Legal English Shot – Comment dit-on «sous les réserves d’usage» en allemand et en anglais ?

Que signifie «sous les réserves d’usage» en droit suisse ?

La plupart des juridictions accordent un statut particulier à la correspondance entre avocats, de manière à favoriser le règlement amiable des litiges en permettant aux parties de s’exprimer librement lors de la recherche d’une solution extrajudiciaire.

En Suisse, les avocats ont l’interdiction de produire en justice[1] :

  • les documents ou contenus échangés avec un autre avocat dans le cadre de pourparlers transactionnels[2];
  • toute autre communication échangée avec un autre avocat indiquant clairement son caractère confidentiel.

Ce principe de la confidentialité des discussions transactionnelles est connu en Suisse romande sous l’expression «réserves d’usage».

La mention «sous les réserves d’usage» lisiblement apposée sur un document représente ainsi une indication claire de son caractère confidentiel et empêche l’avocat destinataire d’en faire état dans le cadre d’une procédure. Les propositions transactionnelles sont en revanche protégées d’office par la loi, même sans avoir été marquées du sceau de la confidentialité.

Toute pièce introduite comme moyen de preuve dans une procédure malgré cette interdiction constitue une preuve illicite au sens de l’art. 152 al. 2 CPC.

II convient cependant d’attirer l’attention des avocats étrangers sur le fait qu’en Suisse, comme l’a confirmé le Tribunal fédéral[3], seuls les avocats sont soumis à cette interdiction, qui découle de leurs obligations professionnelles et déontologiques. Les parties elles-mêmes ne sont soumises à un devoir de confidentialité que si elles ont conclu à cet effet un accord spécifique, de droit privé. Une partie qui n’est pas ou plus représentée par un avocat et qui n’a pas conclu d’accord de confidentialité peut ainsi produire en justice tout document de la partie adverse portant la mention «sous les réserves d’usage», sans que ce moyen de preuve puisse être considéré illicite et doive être écarté de la procédure.[4]

La signature d’un accord de confidentialité entre les parties avant le début de tous pourparlers transactionnels représente ainsi en Suisse une solution sûre et efficace pour éviter que des échanges transactionnels ne puissent être licitement utilisés dans le cadre d’une procédure.
──────────────────────────────
#### Objectif:
Condensez le paragraphe du texte sur les réserves d’usage qui débute par « La mention » en conservant ses faits principaux.

#### Entrées répertoriées:
──────────────────────────────
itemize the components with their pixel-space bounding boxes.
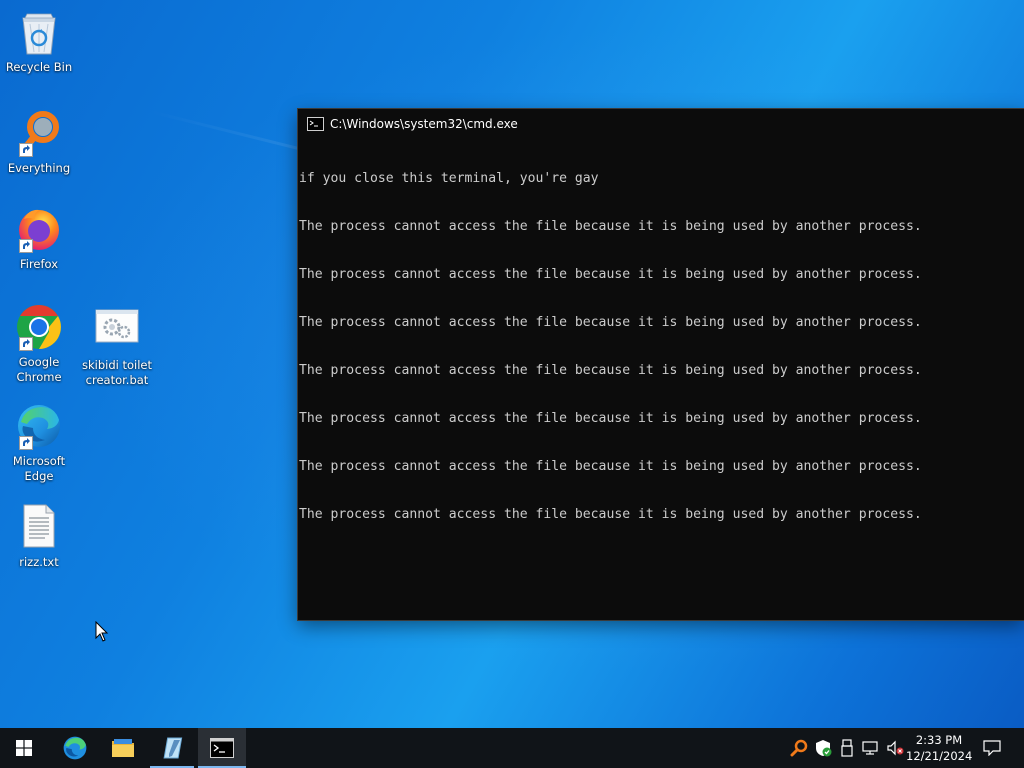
──────────────────────────────
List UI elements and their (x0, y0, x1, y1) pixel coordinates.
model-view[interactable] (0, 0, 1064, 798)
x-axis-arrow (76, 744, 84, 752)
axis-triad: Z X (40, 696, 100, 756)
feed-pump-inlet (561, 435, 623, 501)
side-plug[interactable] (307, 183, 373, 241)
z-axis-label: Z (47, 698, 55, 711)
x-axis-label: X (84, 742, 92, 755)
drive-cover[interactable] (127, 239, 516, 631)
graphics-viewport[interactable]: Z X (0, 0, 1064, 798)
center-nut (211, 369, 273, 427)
──────────────────────────────
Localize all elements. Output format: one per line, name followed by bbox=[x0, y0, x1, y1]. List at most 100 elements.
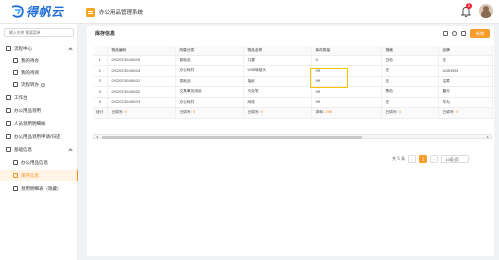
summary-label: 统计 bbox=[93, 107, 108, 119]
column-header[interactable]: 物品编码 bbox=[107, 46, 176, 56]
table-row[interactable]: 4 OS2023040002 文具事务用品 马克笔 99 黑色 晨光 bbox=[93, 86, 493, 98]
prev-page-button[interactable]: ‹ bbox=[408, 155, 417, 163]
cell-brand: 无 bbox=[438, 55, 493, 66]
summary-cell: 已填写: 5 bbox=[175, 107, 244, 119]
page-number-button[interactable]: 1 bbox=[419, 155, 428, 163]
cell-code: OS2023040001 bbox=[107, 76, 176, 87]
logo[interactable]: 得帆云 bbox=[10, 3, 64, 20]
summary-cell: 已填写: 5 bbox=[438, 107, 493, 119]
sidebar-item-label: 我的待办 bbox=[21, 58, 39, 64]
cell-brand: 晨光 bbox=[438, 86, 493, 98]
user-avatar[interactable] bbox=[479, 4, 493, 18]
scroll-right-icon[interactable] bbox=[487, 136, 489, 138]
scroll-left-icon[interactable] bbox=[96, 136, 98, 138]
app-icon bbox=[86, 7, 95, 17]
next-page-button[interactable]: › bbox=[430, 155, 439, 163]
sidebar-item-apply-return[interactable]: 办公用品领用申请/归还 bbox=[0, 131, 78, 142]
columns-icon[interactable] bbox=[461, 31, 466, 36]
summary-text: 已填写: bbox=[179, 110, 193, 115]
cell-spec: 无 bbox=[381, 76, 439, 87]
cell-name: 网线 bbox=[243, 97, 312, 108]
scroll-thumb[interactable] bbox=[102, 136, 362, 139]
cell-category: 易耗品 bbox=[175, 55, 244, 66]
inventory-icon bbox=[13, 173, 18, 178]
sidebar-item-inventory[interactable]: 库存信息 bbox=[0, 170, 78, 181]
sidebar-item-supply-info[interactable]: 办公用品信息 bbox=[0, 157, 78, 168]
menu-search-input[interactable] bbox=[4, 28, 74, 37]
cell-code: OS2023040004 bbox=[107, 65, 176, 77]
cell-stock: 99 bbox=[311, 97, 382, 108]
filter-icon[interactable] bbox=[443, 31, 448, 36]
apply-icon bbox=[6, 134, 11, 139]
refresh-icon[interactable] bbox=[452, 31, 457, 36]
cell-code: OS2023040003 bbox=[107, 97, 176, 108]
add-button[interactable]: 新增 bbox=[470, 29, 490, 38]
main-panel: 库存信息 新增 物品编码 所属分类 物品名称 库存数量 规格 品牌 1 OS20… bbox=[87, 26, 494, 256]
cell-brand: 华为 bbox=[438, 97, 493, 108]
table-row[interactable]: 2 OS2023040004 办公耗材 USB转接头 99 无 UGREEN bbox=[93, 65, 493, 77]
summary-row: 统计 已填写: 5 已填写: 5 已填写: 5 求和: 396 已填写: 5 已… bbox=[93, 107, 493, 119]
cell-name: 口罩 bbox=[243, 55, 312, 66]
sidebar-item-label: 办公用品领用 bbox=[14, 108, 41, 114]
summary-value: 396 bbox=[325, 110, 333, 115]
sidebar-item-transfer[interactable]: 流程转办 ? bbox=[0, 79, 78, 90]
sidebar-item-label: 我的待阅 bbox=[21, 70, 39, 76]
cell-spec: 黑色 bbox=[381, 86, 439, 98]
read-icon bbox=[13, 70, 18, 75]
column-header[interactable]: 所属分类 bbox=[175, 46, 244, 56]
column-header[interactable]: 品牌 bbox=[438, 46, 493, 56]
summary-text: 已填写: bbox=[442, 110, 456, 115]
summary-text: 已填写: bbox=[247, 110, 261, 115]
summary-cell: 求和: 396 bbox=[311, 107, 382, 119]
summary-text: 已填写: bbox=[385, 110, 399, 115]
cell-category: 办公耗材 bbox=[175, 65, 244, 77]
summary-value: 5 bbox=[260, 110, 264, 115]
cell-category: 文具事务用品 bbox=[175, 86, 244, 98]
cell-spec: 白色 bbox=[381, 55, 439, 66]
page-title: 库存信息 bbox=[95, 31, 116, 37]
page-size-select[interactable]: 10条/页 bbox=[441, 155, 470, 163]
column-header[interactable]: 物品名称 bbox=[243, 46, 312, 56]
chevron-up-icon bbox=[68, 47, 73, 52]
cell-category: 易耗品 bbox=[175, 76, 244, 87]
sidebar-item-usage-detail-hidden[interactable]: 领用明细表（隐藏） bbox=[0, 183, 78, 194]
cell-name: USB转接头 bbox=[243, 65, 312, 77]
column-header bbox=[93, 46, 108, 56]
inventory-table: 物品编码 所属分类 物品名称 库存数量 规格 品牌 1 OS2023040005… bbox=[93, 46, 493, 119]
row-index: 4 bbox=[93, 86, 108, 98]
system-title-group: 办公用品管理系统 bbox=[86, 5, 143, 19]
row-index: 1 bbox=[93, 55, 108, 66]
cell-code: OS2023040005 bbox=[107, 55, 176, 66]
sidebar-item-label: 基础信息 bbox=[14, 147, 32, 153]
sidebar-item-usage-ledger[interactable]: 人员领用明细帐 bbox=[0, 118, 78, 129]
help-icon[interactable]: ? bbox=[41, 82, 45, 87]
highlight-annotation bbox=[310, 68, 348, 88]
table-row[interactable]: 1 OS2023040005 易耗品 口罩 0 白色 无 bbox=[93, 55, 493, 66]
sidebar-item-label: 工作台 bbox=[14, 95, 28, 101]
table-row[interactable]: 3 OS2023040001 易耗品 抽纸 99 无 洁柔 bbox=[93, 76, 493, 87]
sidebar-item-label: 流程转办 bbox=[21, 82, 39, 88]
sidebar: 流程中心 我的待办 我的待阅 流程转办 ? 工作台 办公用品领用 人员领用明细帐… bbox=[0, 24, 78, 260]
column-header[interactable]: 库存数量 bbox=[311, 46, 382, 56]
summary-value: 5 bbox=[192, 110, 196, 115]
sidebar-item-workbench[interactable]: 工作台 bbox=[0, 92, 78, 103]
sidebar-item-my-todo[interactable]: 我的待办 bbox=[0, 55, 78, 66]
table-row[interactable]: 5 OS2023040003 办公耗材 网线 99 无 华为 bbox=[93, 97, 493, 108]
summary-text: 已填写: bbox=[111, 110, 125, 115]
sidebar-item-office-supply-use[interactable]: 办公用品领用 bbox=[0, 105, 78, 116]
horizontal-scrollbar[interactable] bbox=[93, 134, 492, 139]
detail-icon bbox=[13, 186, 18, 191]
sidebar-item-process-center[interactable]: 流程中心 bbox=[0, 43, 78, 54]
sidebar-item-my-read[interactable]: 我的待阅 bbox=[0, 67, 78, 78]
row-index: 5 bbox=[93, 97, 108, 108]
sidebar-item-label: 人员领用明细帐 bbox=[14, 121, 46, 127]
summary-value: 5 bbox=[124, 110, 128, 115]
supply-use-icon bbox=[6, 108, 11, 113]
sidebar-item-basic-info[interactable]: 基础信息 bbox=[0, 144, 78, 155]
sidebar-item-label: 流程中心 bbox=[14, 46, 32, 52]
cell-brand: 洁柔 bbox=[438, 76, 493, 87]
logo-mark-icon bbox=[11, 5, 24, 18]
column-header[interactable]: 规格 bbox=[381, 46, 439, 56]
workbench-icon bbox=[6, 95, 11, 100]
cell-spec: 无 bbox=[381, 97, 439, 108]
──────────────────────────────
#### Solution:
Lisiblement apposée sur un document, la mention «sous les réserves d’usage» en signale clairement le caractère confidentiel et interdit à l’avocat destinataire d’en faire état dans une procédure. Les propositions transactionnelles sont quant à elles protégées d’office par la loi, même sans cette mention.